_ЗАДАНИЯ_
1. Определите, соответствуют ли фрагменту о земной любви утверждения (а), (б) и (в): (а) во фрагменте речь идет о каком-то конкретном поэте; (б) в основе земной любви лежит порыв; (в) второй раз в любви означает безусловное крушение всего. Для каждого утверждения ответьте «да» или «нет» и приведите решающие слова фрагмента точной цитатой.
2. Допишите фрагмент о земной любви и дружбе, продолжив его сразу после последнего предложения.

_ФРАГМЕНТ ТЕКСТА_
Поэтому мы проверим христианское убеждение «поэта». Чему учит поэт, говоря о земной любви и дружбе? Здесь речь идет не о том или ином конкретном поэте, а только о «поэте», то есть только о нём в той мере, в какой он как поэт верен себе и своей задаче. Таким образом, если так называемый поэт разуверился в поэтической ценности любви и дружбы, в своём понятии, и заменил её чем-то другим, то он не поэт, и, возможно, то другое, чем он заменил – это вовсе не христианство, а чистой воды обман. В основе земной любви лежит порыв, который, объясняемый как привязанность, имеет своё высшее, своё безусловное, своё поэтически безусловное, исключительное выражение в том, что в целом мире есть только один-единственный возлюбленный, и что только первая любовь – это любовь44, это всё, вторая же любовь – ничто. Есть пословица, что один раз – это ничто; здесь, наоборот, один раз – это безусловно всё, второй раз – безусловное крушение всего.

(Сохранённые записи)
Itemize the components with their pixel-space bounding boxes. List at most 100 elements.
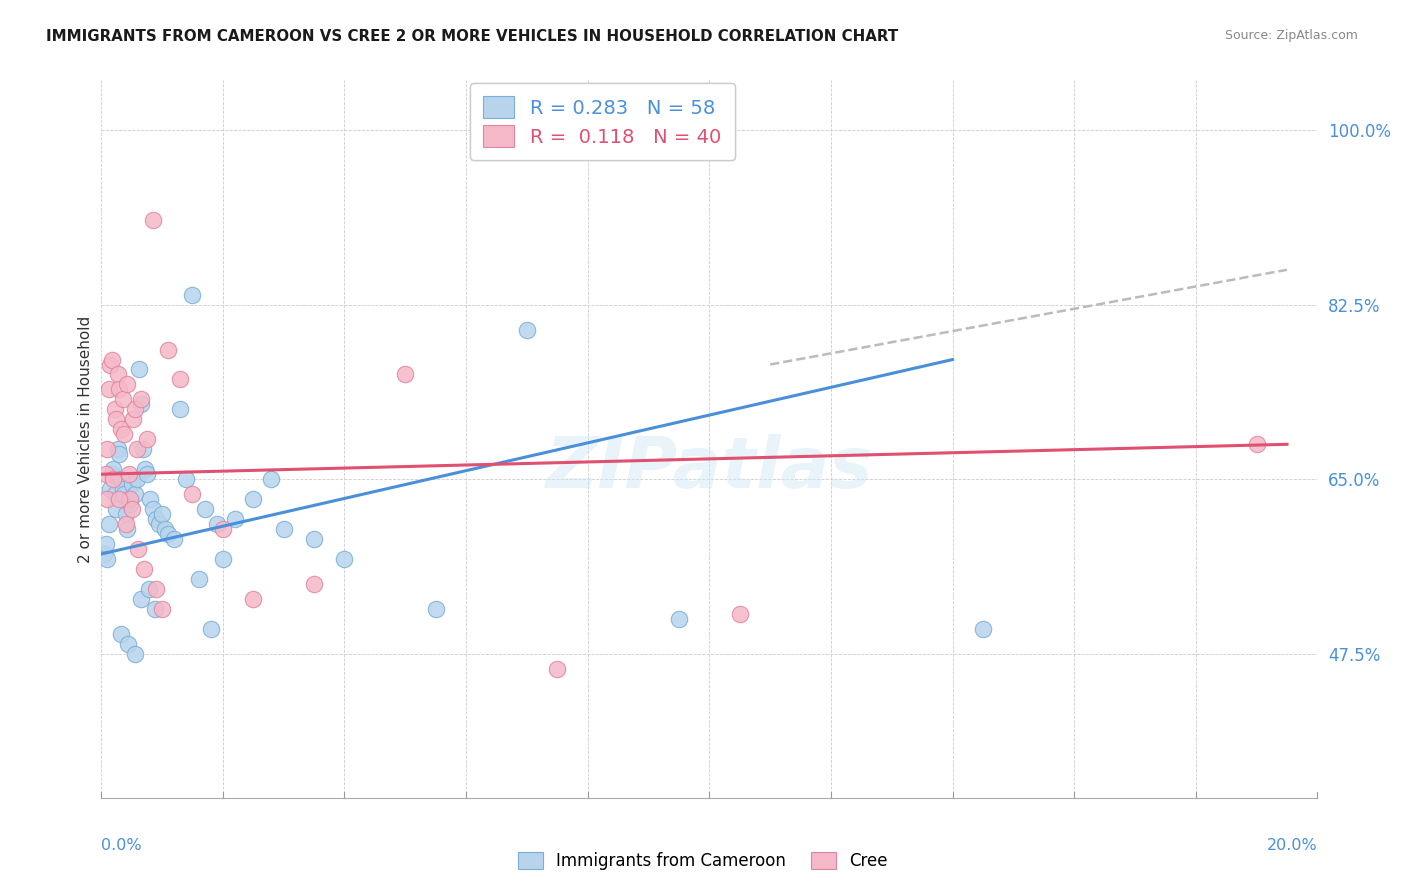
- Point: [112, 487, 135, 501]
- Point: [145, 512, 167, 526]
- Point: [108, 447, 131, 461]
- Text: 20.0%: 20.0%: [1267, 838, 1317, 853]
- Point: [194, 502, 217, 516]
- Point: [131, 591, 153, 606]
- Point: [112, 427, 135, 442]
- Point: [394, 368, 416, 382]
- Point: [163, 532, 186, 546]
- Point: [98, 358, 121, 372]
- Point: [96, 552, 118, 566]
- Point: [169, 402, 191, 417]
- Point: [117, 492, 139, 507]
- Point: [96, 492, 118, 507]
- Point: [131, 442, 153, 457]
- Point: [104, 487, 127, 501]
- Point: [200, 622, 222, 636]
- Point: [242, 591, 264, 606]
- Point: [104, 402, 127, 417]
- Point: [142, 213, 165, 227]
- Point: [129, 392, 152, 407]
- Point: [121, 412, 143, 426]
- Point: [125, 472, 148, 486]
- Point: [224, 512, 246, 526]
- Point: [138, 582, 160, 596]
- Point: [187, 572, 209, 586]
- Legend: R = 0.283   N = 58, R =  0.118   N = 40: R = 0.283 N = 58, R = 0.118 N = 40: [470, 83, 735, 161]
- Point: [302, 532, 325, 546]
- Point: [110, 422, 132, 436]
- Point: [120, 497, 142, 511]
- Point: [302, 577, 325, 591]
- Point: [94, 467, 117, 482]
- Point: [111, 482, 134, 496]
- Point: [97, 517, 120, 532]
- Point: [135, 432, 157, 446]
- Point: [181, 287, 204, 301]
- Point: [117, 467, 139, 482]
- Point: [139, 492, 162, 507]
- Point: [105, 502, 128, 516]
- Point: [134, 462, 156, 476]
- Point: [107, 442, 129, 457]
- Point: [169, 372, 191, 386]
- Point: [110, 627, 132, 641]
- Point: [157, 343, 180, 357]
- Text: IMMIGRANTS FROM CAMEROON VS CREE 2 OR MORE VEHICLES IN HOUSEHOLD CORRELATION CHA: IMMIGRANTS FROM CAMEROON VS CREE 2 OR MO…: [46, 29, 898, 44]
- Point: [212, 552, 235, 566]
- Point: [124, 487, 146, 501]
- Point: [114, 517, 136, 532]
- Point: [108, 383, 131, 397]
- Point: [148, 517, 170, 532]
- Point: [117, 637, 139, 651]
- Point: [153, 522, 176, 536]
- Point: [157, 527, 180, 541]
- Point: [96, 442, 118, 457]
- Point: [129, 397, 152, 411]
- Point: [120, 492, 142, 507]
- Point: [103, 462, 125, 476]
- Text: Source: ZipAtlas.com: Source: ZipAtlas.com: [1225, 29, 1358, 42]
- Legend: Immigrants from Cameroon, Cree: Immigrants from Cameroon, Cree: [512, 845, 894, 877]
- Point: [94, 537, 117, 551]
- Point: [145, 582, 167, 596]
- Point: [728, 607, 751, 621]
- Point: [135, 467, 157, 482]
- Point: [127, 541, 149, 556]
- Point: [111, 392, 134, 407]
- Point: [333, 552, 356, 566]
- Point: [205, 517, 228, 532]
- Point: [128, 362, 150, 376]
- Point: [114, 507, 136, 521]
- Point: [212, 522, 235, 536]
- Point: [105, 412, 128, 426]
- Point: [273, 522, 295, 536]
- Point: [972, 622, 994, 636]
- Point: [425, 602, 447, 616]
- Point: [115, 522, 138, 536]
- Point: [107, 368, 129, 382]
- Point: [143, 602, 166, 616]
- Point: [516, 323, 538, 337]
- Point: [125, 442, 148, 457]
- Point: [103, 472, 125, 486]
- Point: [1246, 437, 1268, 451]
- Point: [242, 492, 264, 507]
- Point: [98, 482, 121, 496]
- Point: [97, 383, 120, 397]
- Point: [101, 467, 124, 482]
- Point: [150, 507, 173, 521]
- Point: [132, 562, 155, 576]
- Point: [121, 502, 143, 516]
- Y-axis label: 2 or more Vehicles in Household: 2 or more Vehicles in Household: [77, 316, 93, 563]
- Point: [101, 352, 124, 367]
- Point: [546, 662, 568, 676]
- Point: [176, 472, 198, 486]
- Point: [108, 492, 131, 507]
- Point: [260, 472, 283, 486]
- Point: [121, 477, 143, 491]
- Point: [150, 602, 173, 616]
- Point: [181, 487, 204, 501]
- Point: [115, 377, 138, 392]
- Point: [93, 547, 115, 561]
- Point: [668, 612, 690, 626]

---

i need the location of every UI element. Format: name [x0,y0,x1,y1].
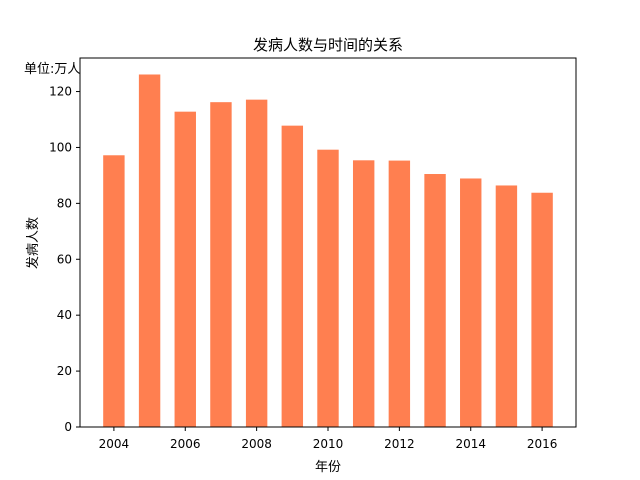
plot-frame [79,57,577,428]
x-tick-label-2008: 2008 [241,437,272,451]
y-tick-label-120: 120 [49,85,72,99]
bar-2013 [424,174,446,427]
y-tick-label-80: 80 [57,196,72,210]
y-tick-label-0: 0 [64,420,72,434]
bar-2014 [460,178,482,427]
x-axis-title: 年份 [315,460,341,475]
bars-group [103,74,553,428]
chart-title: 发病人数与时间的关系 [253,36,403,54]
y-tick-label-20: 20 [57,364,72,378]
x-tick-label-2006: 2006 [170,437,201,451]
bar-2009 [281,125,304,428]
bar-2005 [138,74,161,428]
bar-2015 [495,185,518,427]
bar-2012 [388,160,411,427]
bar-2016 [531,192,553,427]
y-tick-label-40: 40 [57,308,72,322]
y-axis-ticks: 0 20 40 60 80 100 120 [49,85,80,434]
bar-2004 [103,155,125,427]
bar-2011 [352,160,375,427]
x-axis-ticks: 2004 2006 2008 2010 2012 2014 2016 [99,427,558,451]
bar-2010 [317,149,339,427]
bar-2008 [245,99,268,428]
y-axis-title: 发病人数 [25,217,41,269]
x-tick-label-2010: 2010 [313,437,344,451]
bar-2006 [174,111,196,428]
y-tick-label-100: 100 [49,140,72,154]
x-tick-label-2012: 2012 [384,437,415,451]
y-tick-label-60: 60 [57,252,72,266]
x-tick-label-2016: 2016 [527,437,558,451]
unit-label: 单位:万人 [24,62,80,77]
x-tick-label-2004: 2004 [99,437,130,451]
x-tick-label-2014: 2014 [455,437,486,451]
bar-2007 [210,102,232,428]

_ОЖИДАЕМЫЕ ОТВЕТЫ_
1.
(а) Нет: «Здесь речь идет не о том или ином конкретном поэте».
(б) Да: «В основе земной любви лежит порыв».
(в) Да: «второй раз – безусловное крушение всего».

2.
Это поэзия, и акцент в ней безусловно сделан на высшем проявлении страсти: быть или не быть. Любить во второй раз – также не любовь, но мерзость для поэзии. Если так называемый поэт хочет заставить нас думать, что земная любовь может повториться в одном и том же человеке, если так называемый поэт хочет побаловаться умной глупостью, которая исчерпала бы тайну страсти в «почему» мудрости, тогда он не поэт. И то, что он ставит на место поэтического, не является христианским. Христианская любовь учит любить всех людей, безусловно всех. Насколько безусловно и сильно земная любовь стремится к мысли о существовании единственного объекта любви, настолько же безусловно и сильно христианская любовь стремится в противоположном направлении. Если в христианской любви сделать исключение для единственного человека, которого не хотите любить, то такая любовь не является «также христианской любовью», но она безусловно не является христианской любовью.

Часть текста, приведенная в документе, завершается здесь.